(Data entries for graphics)
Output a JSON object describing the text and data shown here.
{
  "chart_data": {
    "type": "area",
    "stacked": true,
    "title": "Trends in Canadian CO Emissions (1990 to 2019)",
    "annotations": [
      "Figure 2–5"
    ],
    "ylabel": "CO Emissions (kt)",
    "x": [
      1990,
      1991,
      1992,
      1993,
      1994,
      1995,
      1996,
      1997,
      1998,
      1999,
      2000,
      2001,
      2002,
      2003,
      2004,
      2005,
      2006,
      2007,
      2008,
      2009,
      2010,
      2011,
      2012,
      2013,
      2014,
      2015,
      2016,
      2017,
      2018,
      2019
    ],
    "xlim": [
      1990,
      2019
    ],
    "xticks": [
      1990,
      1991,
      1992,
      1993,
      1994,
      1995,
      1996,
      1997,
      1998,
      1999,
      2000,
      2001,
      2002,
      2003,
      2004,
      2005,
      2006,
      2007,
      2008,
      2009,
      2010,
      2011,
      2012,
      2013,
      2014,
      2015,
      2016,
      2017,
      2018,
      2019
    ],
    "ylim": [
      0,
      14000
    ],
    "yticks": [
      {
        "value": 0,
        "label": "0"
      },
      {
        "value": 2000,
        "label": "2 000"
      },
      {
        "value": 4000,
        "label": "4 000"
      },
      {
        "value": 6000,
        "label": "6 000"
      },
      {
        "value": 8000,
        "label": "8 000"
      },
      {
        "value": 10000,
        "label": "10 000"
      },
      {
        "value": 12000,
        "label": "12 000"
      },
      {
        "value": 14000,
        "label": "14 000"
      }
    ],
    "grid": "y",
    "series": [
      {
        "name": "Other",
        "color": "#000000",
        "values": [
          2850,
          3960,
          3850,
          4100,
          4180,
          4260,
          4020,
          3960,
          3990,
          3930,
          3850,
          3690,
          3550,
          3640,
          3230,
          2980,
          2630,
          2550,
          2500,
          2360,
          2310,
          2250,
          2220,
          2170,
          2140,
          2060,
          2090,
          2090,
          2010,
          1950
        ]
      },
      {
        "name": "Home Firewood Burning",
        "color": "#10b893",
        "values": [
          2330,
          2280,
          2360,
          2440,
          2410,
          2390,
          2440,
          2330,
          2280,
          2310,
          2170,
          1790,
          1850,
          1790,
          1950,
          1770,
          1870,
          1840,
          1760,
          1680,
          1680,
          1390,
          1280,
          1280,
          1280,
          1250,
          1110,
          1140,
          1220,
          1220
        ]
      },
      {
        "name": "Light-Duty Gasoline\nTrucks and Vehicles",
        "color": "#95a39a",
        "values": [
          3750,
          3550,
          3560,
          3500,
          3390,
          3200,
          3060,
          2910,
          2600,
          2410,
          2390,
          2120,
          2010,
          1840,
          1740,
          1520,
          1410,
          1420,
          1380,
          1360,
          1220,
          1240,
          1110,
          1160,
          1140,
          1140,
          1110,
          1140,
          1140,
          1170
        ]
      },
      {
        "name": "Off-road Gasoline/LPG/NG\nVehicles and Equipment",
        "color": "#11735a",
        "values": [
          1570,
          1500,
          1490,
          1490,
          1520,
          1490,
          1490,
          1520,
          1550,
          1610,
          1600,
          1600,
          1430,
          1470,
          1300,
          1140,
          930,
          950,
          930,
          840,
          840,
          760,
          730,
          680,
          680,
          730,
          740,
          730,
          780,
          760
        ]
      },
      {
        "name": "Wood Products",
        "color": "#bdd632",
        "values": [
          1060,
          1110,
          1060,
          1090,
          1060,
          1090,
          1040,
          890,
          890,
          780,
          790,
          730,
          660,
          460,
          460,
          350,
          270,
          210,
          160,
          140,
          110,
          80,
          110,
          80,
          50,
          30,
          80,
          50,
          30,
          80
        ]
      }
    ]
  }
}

## WRITTEN TASK
Return the material exactly as it stands.

## EXPECTED OUTPUT
Output a JSON object describing the text and data shown here.
{
  "chart_data": {
    "type": "area",
    "stacked": true,
    "title": "Trends in Canadian CO Emissions (1990 to 2019)",
    "annotations": [
      "Figure 2–5"
    ],
    "ylabel": "CO Emissions (kt)",
    "x": [
      1990,
      1991,
      1992,
      1993,
      1994,
      1995,
      1996,
      1997,
      1998,
      1999,
      2000,
      2001,
      2002,
      2003,
      2004,
      2005,
      2006,
      2007,
      2008,
      2009,
      2010,
      2011,
      2012,
      2013,
      2014,
      2015,
      2016,
      2017,
      2018,
      2019
    ],
    "xlim": [
      1990,
      2019
    ],
    "xticks": [
      1990,
      1991,
      1992,
      1993,
      1994,
      1995,
      1996,
      1997,
      1998,
      1999,
      2000,
      2001,
      2002,
      2003,
      2004,
      2005,
      2006,
      2007,
      2008,
      2009,
      2010,
      2011,
      2012,
      2013,
      2014,
      2015,
      2016,
      2017,
      2018,
      2019
    ],
    "ylim": [
      0,
      14000
    ],
    "yticks": [
      {
        "value": 0,
        "label": "0"
      },
      {
        "value": 2000,
        "label": "2 000"
      },
      {
        "value": 4000,
        "label": "4 000"
      },
      {
        "value": 6000,
        "label": "6 000"
      },
      {
        "value": 8000,
        "label": "8 000"
      },
      {
        "value": 10000,
        "label": "10 000"
      },
      {
        "value": 12000,
        "label": "12 000"
      },
      {
        "value": 14000,
        "label": "14 000"
      }
    ],
    "grid": "y",
    "series": [
      {
        "name": "Other",
        "color": "#000000",
        "values": [
          2850,
          3960,
          3850,
          4100,
          4180,
          4260,
          4020,
          3960,
          3990,
          3930,
          3850,
          3690,
          3550,
          3640,
          3230,
          2980,
          2630,
          2550,
          2500,
          2360,
          2310,
          2250,
          2220,
          2170,
          2140,
          2060,
          2090,
          2090,
          2010,
          1950
        ]
      },
      {
        "name": "Home Firewood Burning",
        "color": "#10b893",
        "values": [
          2330,
          2280,
          2360,
          2440,
          2410,
          2390,
          2440,
          2330,
          2280,
          2310,
          2170,
          1790,
          1850,
          1790,
          1950,
          1770,
          1870,
          1840,
          1760,
          1680,
          1680,
          1390,
          1280,
          1280,
          1280,
          1250,
          1110,
          1140,
          1220,
          1220
        ]
      },
      {
        "name": "Light-Duty Gasoline\nTrucks and Vehicles",
        "color": "#95a39a",
        "values": [
          3750,
          3550,
          3560,
          3500,
          3390,
          3200,
          3060,
          2910,
          2600,
          2410,
          2390,
          2120,
          2010,
          1840,
          1740,
          1520,
          1410,
          1420,
          1380,
          1360,
          1220,
          1240,
          1110,
          1160,
          1140,
          1140,
          1110,
          1140,
          1140,
          1170
        ]
      },
      {
        "name": "Off-road Gasoline/LPG/NG\nVehicles and Equipment",
        "color": "#11735a",
        "values": [
          1570,
          1500,
          1490,
          1490,
          1520,
          1490,
          1490,
          1520,
          1550,
          1610,
          1600,
          1600,
          1430,
          1470,
          1300,
          1140,
          930,
          950,
          930,
          840,
          840,
          760,
          730,
          680,
          680,
          730,
          740,
          730,
          780,
          760
        ]
      },
      {
        "name": "Wood Products",
        "color": "#bdd632",
        "values": [
          1060,
          1110,
          1060,
          1090,
          1060,
          1090,
          1040,
          890,
          890,
          780,
          790,
          730,
          660,
          460,
          460,
          350,
          270,
          210,
          160,
          140,
          110,
          80,
          110,
          80,
          50,
          30,
          80,
          50,
          30,
          80
        ]
      }
    ]
  }
}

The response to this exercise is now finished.